SET PROBLEM
Copy each line below in which the string "공중화장실" occurs.

[Data entries]
start

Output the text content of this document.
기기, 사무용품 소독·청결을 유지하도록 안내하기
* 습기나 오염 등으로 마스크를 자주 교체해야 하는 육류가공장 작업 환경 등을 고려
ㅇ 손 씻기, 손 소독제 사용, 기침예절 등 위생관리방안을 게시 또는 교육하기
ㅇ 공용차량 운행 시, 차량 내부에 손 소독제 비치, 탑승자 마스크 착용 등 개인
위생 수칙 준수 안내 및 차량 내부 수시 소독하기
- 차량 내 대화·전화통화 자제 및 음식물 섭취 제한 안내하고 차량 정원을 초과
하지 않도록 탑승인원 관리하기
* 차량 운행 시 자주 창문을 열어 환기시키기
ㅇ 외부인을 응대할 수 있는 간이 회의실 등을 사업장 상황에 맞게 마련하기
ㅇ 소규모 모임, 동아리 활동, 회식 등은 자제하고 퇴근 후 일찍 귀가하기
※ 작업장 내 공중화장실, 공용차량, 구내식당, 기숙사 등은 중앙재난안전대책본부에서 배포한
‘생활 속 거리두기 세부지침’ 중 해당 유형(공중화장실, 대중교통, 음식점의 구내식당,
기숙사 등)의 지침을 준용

end

THE ANSWER
※ 작업장 내 공중화장실, 공용차량, 구내식당, 기숙사 등은 중앙재난안전대책본부에서 배포한
‘생활 속 거리두기 세부지침’ 중 해당 유형(공중화장실, 대중교통, 음식점의 구내식당,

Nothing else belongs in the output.